[Dataset items]
★ ★ ★ ★ ★ ★ ★

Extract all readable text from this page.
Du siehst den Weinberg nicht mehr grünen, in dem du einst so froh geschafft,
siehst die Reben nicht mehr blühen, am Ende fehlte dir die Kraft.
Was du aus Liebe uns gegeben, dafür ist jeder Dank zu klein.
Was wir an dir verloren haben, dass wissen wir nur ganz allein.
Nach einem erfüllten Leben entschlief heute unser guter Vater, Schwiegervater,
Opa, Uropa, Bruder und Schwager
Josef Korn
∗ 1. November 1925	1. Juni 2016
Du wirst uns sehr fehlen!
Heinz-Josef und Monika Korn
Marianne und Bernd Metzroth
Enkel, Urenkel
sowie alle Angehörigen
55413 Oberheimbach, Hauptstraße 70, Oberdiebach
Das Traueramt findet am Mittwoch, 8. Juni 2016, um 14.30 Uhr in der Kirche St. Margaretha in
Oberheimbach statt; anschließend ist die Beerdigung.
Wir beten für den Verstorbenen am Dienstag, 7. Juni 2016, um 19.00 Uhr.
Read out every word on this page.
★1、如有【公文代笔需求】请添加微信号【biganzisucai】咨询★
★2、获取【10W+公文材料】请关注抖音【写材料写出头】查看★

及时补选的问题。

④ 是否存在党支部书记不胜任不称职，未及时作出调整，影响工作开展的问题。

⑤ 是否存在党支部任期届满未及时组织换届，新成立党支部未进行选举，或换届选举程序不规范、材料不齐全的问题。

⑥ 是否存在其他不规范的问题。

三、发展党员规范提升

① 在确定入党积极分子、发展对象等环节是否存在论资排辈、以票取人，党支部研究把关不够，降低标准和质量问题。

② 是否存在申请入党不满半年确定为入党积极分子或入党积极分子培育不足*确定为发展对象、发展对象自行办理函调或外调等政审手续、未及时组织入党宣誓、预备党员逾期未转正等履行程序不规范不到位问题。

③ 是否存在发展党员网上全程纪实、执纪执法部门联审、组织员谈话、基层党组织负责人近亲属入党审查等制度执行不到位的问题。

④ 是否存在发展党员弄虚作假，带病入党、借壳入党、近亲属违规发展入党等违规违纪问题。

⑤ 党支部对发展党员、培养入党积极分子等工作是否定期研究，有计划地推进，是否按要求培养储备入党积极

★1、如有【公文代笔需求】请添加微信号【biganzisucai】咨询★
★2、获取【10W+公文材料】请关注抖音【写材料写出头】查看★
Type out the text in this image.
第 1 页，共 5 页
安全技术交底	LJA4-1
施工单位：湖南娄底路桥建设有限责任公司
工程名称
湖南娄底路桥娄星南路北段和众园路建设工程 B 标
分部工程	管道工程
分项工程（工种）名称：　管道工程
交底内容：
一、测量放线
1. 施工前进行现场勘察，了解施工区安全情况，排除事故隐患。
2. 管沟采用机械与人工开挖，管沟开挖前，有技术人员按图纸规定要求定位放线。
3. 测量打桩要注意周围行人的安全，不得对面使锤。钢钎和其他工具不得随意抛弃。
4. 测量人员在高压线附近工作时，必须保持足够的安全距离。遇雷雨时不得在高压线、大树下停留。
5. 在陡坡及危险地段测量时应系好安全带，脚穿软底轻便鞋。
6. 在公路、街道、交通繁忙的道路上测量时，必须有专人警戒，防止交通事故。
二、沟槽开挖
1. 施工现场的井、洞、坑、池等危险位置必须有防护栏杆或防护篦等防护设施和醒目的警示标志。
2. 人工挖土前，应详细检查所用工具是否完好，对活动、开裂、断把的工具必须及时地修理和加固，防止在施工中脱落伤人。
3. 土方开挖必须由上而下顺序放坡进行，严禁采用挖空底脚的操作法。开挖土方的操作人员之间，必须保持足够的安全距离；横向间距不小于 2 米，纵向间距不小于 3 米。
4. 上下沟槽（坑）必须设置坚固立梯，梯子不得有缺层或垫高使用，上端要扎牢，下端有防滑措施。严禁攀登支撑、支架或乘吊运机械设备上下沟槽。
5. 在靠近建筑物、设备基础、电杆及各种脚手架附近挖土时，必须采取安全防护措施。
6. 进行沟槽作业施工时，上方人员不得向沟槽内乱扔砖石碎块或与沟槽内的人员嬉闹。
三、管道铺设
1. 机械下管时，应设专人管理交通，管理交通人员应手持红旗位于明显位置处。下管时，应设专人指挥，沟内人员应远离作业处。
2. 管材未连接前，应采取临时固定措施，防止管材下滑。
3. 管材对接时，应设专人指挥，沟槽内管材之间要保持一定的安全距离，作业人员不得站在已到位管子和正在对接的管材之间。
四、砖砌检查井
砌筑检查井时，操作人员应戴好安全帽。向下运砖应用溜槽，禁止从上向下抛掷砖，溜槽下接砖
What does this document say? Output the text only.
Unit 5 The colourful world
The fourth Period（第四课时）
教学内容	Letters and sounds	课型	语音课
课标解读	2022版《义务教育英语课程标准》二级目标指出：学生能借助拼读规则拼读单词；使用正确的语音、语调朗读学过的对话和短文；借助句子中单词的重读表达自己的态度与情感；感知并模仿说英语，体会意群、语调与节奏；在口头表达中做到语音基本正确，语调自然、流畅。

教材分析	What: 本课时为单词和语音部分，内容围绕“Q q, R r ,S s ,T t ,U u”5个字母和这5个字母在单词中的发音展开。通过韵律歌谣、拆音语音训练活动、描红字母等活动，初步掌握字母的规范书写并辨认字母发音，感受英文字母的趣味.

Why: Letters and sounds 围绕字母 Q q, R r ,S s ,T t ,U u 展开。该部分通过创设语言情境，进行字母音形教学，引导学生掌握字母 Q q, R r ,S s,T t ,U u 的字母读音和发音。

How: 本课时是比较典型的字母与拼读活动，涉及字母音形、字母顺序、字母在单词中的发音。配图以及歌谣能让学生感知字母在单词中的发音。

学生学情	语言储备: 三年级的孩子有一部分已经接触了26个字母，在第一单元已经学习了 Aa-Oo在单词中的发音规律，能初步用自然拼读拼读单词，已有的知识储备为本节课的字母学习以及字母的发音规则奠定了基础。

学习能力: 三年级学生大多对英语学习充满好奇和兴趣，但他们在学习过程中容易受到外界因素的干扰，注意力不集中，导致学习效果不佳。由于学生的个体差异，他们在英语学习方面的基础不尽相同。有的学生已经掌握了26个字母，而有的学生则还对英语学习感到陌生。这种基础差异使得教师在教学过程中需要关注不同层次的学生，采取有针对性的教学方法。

★ ★ ★ ★ ★ ★ ★

_Written problem_
Return every line from the records above that holds the word "siehst".

_Exercise result_
Du siehst den Weinberg nicht mehr grünen, in dem du einst so froh geschafft,
siehst die Reben nicht mehr blühen, am Ende fehlte dir die Kraft.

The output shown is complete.